# [Stored data]

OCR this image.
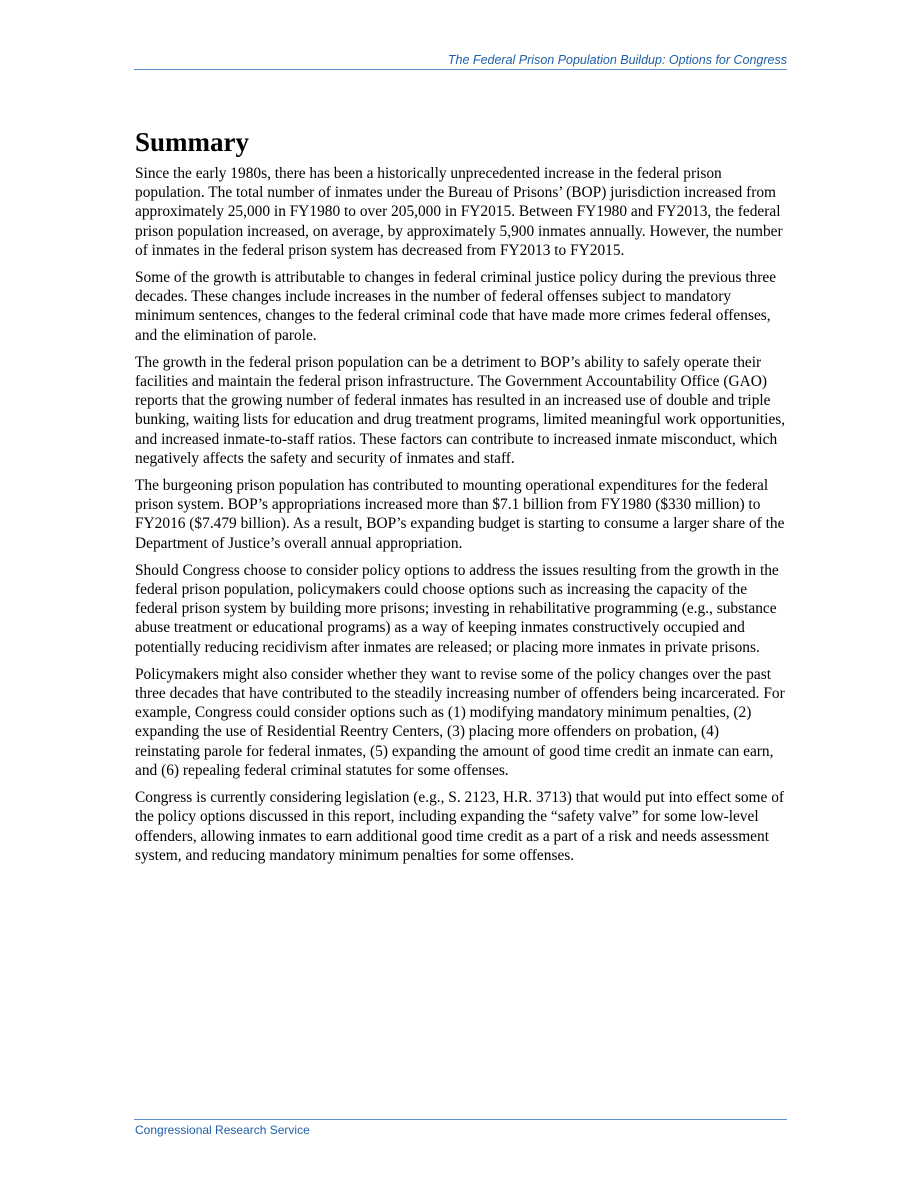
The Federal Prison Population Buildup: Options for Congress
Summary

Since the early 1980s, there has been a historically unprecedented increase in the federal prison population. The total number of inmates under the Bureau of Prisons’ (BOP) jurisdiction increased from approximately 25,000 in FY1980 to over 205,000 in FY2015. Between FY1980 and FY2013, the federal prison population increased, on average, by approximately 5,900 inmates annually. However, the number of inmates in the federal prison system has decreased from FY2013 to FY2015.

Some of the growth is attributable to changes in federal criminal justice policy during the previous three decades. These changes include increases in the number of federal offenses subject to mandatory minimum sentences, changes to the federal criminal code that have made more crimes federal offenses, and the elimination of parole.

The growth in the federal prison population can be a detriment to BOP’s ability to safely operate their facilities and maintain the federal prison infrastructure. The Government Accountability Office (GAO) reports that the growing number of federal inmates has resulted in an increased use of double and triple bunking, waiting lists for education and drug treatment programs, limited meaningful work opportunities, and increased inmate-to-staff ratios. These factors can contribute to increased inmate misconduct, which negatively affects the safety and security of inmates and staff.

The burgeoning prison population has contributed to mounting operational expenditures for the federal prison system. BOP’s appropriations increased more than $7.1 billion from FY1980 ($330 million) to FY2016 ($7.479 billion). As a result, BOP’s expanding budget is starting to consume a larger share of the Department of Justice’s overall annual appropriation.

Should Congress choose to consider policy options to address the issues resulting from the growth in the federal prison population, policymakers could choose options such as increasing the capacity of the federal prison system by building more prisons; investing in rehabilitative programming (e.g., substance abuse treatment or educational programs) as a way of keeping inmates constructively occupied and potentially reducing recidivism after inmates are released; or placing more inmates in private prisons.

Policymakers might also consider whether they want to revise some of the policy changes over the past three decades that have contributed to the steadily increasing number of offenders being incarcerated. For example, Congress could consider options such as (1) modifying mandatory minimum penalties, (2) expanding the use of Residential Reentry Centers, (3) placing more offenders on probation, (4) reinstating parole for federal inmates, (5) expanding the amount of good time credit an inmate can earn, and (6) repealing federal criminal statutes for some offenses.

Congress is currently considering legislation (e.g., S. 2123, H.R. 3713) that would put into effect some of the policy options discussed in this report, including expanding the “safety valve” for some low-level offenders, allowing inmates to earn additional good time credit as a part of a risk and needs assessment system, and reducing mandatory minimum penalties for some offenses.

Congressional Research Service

# [Exercise aim]
Every line of the data should be copied as it stands, without the images.

# [Complete output]
OCR this image.
The Federal Prison Population Buildup: Options for Congress
Summary

Since the early 1980s, there has been a historically unprecedented increase in the federal prison population. The total number of inmates under the Bureau of Prisons’ (BOP) jurisdiction increased from approximately 25,000 in FY1980 to over 205,000 in FY2015. Between FY1980 and FY2013, the federal prison population increased, on average, by approximately 5,900 inmates annually. However, the number of inmates in the federal prison system has decreased from FY2013 to FY2015.

Some of the growth is attributable to changes in federal criminal justice policy during the previous three decades. These changes include increases in the number of federal offenses subject to mandatory minimum sentences, changes to the federal criminal code that have made more crimes federal offenses, and the elimination of parole.

The growth in the federal prison population can be a detriment to BOP’s ability to safely operate their facilities and maintain the federal prison infrastructure. The Government Accountability Office (GAO) reports that the growing number of federal inmates has resulted in an increased use of double and triple bunking, waiting lists for education and drug treatment programs, limited meaningful work opportunities, and increased inmate-to-staff ratios. These factors can contribute to increased inmate misconduct, which negatively affects the safety and security of inmates and staff.

The burgeoning prison population has contributed to mounting operational expenditures for the federal prison system. BOP’s appropriations increased more than $7.1 billion from FY1980 ($330 million) to FY2016 ($7.479 billion). As a result, BOP’s expanding budget is starting to consume a larger share of the Department of Justice’s overall annual appropriation.

Should Congress choose to consider policy options to address the issues resulting from the growth in the federal prison population, policymakers could choose options such as increasing the capacity of the federal prison system by building more prisons; investing in rehabilitative programming (e.g., substance abuse treatment or educational programs) as a way of keeping inmates constructively occupied and potentially reducing recidivism after inmates are released; or placing more inmates in private prisons.

Policymakers might also consider whether they want to revise some of the policy changes over the past three decades that have contributed to the steadily increasing number of offenders being incarcerated. For example, Congress could consider options such as (1) modifying mandatory minimum penalties, (2) expanding the use of Residential Reentry Centers, (3) placing more offenders on probation, (4) reinstating parole for federal inmates, (5) expanding the amount of good time credit an inmate can earn, and (6) repealing federal criminal statutes for some offenses.

Congress is currently considering legislation (e.g., S. 2123, H.R. 3713) that would put into effect some of the policy options discussed in this report, including expanding the “safety valve” for some low-level offenders, allowing inmates to earn additional good time credit as a part of a risk and needs assessment system, and reducing mandatory minimum penalties for some offenses.

Congressional Research Service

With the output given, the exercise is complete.